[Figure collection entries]
* BEGIN *

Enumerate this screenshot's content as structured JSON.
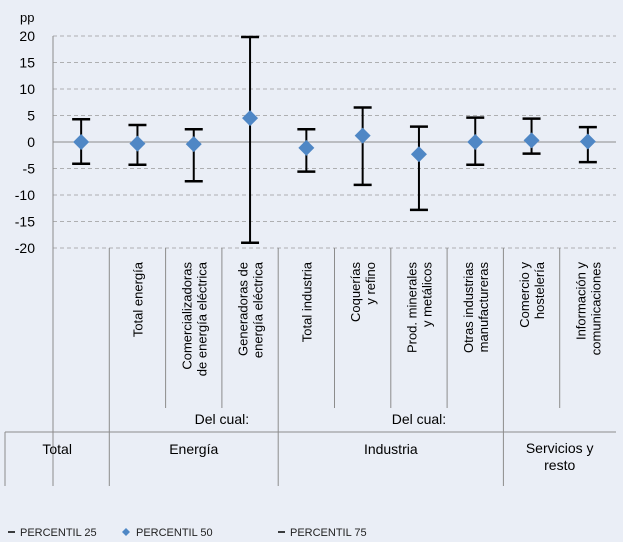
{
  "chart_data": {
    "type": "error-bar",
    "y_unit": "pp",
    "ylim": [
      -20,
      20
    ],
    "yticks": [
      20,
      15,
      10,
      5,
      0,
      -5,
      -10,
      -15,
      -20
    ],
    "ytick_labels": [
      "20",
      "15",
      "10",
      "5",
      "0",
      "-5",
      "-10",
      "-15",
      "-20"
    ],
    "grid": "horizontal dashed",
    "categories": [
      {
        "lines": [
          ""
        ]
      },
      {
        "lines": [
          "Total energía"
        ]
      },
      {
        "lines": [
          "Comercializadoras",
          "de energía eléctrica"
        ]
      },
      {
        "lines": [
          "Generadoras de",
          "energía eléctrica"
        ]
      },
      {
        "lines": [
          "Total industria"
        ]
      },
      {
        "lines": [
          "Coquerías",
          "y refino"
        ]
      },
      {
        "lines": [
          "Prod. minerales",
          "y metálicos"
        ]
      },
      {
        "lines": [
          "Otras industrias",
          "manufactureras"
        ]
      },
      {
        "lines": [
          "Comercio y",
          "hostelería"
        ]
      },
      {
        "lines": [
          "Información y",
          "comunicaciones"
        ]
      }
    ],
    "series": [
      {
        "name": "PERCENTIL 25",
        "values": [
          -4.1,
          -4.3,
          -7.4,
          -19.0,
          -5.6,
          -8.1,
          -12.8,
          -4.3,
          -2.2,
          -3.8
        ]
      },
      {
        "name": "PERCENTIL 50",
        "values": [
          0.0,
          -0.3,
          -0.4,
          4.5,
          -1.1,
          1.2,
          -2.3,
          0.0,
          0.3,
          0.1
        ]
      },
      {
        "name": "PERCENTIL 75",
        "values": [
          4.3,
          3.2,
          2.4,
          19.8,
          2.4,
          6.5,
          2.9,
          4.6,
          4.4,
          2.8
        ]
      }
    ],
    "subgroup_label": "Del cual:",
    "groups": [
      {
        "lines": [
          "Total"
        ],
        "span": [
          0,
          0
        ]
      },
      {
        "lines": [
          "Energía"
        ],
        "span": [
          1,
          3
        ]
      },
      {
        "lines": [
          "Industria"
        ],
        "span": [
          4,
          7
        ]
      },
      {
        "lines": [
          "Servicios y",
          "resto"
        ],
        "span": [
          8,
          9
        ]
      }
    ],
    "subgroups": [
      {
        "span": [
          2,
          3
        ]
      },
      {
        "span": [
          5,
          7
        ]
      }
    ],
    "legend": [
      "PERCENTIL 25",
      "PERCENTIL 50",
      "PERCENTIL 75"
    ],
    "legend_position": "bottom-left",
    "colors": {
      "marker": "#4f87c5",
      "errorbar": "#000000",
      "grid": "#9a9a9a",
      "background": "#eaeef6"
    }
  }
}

* END *

*GIVEN EXERCISE*.
Which lines in the records above contain the string "name"? Copy each one.

*THE OUTPUT*.
        "name": "PERCENTIL 25",
        "name": "PERCENTIL 50",
        "name": "PERCENTIL 75",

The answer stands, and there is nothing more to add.